■ Given problem
Wherever the string "text" appears in the listing, copy that line.

(Figure record listings)
++++++++++

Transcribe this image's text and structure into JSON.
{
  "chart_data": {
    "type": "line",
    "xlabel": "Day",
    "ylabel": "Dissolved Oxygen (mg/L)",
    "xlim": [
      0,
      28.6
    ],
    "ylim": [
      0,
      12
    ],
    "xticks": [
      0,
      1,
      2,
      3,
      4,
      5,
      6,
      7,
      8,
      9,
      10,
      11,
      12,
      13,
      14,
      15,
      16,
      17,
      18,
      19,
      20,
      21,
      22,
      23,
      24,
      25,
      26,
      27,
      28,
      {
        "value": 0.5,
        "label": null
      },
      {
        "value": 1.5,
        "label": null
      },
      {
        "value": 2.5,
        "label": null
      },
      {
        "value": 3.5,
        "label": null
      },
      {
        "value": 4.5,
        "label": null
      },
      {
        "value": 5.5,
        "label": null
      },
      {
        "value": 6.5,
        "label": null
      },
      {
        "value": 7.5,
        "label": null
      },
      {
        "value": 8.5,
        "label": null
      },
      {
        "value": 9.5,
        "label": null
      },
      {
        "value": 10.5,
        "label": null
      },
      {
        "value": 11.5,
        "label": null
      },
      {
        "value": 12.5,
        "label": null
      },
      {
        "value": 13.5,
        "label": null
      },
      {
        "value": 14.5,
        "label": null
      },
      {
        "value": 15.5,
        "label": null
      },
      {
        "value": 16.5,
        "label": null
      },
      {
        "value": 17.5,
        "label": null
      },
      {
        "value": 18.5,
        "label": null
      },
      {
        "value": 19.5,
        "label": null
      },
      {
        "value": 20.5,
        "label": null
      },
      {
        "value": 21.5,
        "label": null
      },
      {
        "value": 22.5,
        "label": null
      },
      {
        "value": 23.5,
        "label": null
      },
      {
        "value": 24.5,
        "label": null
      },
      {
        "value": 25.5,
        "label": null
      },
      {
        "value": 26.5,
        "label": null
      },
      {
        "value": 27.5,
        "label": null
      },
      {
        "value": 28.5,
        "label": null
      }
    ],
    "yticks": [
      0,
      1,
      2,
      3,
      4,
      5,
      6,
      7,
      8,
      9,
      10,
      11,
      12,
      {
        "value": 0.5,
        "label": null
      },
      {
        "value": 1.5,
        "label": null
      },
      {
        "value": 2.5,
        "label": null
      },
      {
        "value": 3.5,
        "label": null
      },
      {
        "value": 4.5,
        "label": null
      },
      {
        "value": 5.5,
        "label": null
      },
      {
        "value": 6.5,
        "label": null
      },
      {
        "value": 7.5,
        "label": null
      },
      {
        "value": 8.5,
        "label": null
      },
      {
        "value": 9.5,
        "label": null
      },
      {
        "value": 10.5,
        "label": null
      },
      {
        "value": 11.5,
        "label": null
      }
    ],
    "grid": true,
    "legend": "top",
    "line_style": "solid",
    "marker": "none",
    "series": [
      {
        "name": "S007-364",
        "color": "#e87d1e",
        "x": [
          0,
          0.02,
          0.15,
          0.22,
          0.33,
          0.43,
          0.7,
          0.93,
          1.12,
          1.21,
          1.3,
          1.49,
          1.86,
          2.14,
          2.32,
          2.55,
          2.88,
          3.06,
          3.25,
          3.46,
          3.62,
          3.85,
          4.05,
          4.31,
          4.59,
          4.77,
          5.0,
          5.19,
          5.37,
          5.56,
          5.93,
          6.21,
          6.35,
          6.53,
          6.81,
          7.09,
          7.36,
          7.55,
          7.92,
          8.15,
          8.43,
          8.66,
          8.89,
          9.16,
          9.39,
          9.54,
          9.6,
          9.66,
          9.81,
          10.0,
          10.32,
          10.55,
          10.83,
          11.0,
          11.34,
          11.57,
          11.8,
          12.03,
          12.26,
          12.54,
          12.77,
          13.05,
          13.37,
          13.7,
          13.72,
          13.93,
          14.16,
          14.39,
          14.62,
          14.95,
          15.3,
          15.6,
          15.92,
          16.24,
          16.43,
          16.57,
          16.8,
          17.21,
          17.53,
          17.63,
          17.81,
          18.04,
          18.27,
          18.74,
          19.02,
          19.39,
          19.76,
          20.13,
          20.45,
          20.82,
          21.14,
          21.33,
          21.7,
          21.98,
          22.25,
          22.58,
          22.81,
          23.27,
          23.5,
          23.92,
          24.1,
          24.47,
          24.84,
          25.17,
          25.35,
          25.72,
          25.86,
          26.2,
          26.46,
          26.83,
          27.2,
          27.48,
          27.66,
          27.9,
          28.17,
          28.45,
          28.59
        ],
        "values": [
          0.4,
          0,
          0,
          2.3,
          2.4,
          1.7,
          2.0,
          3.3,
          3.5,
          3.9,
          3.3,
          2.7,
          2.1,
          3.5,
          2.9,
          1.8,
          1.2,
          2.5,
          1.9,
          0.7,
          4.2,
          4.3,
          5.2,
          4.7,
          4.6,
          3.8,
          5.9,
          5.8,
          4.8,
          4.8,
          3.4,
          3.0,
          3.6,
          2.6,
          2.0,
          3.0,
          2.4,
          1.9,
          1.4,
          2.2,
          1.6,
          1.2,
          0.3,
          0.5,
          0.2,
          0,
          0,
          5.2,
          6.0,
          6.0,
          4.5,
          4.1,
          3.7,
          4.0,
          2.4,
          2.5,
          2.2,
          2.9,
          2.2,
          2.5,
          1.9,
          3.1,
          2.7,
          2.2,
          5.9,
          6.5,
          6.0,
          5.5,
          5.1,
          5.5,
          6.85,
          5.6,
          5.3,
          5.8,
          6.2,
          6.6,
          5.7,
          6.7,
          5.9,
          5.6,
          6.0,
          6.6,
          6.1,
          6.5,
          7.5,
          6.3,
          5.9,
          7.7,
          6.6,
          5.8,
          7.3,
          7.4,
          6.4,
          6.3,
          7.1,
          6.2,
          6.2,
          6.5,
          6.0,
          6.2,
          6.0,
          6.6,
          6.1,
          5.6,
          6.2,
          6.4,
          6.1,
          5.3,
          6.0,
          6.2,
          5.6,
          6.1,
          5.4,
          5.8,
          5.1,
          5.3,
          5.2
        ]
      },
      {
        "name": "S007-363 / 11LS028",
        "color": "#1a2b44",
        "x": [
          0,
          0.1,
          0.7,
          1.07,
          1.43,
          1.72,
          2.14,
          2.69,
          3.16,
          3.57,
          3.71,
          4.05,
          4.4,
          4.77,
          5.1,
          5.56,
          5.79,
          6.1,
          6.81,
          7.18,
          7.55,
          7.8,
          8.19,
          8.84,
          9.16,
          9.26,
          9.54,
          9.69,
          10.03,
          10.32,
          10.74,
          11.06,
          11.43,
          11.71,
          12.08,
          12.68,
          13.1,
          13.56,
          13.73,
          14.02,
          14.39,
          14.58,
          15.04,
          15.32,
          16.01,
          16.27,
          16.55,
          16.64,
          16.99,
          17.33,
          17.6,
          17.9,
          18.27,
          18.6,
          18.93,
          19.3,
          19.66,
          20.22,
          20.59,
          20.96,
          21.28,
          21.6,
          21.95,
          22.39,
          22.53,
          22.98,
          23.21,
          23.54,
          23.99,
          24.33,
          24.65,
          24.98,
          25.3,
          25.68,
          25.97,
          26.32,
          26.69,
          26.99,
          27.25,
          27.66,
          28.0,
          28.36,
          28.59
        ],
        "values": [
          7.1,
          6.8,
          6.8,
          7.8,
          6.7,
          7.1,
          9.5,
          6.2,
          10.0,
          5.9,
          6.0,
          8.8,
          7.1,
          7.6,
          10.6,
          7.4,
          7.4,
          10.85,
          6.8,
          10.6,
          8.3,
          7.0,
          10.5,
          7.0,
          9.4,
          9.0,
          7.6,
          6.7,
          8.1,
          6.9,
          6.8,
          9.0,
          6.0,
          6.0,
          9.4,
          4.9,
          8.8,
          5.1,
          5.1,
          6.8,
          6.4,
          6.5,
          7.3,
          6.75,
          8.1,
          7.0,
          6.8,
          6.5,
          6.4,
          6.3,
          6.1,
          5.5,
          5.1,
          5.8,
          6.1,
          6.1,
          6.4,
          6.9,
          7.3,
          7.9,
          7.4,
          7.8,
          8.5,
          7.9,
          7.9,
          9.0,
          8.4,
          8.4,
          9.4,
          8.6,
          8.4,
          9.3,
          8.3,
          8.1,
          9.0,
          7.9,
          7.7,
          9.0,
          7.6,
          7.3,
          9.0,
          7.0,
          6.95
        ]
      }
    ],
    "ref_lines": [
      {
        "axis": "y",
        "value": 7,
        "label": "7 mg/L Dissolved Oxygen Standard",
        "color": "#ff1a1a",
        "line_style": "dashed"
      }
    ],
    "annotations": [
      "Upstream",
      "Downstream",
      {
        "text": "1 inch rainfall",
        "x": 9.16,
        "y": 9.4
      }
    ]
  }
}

++++++++++

■ Reply to the task
Transcribe this image's text and structure into JSON.
        "text": "1 inch rainfall",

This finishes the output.